RECORDS SHOWN:
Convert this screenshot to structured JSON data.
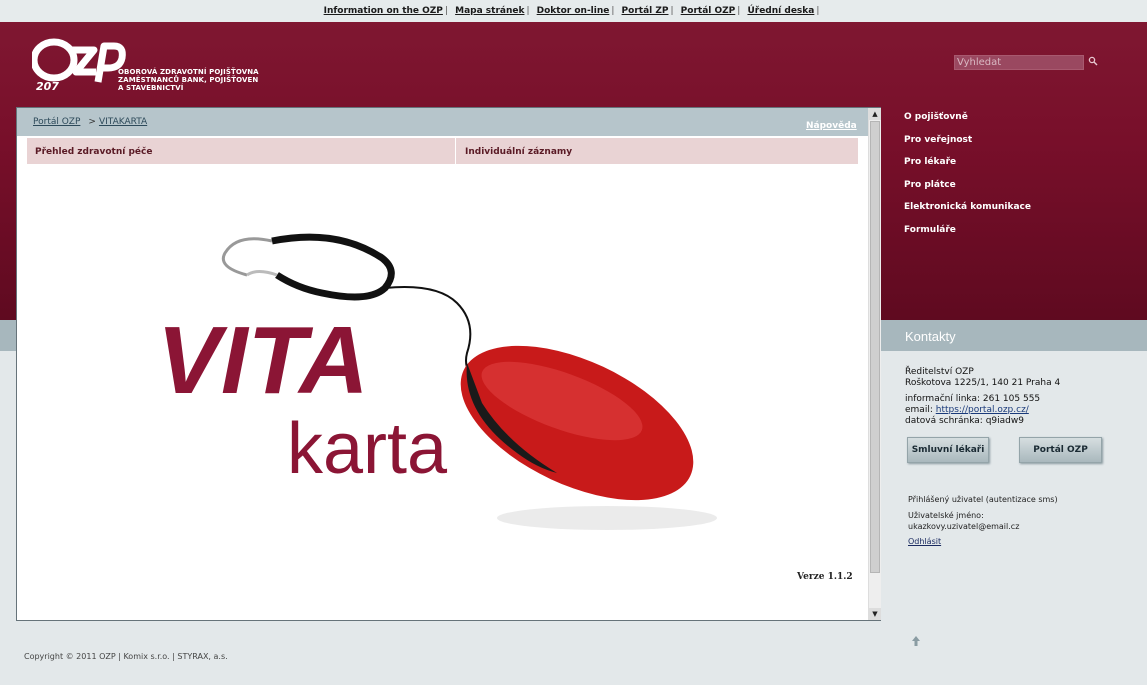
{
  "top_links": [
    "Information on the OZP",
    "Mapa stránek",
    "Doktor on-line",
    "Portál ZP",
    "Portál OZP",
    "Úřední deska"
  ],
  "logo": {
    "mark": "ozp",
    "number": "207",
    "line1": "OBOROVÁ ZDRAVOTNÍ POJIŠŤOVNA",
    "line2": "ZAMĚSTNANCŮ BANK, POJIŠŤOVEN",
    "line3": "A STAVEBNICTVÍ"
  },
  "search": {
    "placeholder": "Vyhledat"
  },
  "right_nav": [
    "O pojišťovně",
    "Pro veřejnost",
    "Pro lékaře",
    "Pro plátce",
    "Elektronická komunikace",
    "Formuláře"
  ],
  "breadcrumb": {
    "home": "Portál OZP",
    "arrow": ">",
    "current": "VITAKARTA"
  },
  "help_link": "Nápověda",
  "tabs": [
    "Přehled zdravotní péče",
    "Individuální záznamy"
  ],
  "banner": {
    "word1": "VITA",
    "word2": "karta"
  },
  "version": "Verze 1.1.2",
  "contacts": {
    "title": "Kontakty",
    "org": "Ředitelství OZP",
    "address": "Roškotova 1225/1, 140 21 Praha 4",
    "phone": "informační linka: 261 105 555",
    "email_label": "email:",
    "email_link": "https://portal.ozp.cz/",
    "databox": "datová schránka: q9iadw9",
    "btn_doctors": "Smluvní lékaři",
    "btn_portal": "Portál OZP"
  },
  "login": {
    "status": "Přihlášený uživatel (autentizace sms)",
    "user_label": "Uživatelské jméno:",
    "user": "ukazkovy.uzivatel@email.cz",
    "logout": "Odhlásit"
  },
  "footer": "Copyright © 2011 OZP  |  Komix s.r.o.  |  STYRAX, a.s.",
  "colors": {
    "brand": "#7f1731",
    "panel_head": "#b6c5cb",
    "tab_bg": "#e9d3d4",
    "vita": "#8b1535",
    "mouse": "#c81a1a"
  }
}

AIM OF THE EXERCISE:
Every line should be retyped exactly, with the pictures omitted.

ANSWER FOR THE TASK:
Convert this screenshot to structured JSON data.
{
  "top_links": [
    "Information on the OZP",
    "Mapa stránek",
    "Doktor on-line",
    "Portál ZP",
    "Portál OZP",
    "Úřední deska"
  ],
  "logo": {
    "mark": "ozp",
    "number": "207",
    "line1": "OBOROVÁ ZDRAVOTNÍ POJIŠŤOVNA",
    "line2": "ZAMĚSTNANCŮ BANK, POJIŠŤOVEN",
    "line3": "A STAVEBNICTVÍ"
  },
  "search": {
    "placeholder": "Vyhledat"
  },
  "right_nav": [
    "O pojišťovně",
    "Pro veřejnost",
    "Pro lékaře",
    "Pro plátce",
    "Elektronická komunikace",
    "Formuláře"
  ],
  "breadcrumb": {
    "home": "Portál OZP",
    "arrow": ">",
    "current": "VITAKARTA"
  },
  "help_link": "Nápověda",
  "tabs": [
    "Přehled zdravotní péče",
    "Individuální záznamy"
  ],
  "banner": {
    "word1": "VITA",
    "word2": "karta"
  },
  "version": "Verze 1.1.2",
  "contacts": {
    "title": "Kontakty",
    "org": "Ředitelství OZP",
    "address": "Roškotova 1225/1, 140 21 Praha 4",
    "phone": "informační linka: 261 105 555",
    "email_label": "email:",
    "email_link": "https://portal.ozp.cz/",
    "databox": "datová schránka: q9iadw9",
    "btn_doctors": "Smluvní lékaři",
    "btn_portal": "Portál OZP"
  },
  "login": {
    "status": "Přihlášený uživatel (autentizace sms)",
    "user_label": "Uživatelské jméno:",
    "user": "ukazkovy.uzivatel@email.cz",
    "logout": "Odhlásit"
  },
  "footer": "Copyright © 2011 OZP  |  Komix s.r.o.  |  STYRAX, a.s.",
  "colors": {
    "brand": "#7f1731",
    "panel_head": "#b6c5cb",
    "tab_bg": "#e9d3d4",
    "vita": "#8b1535",
    "mouse": "#c81a1a"
  }
}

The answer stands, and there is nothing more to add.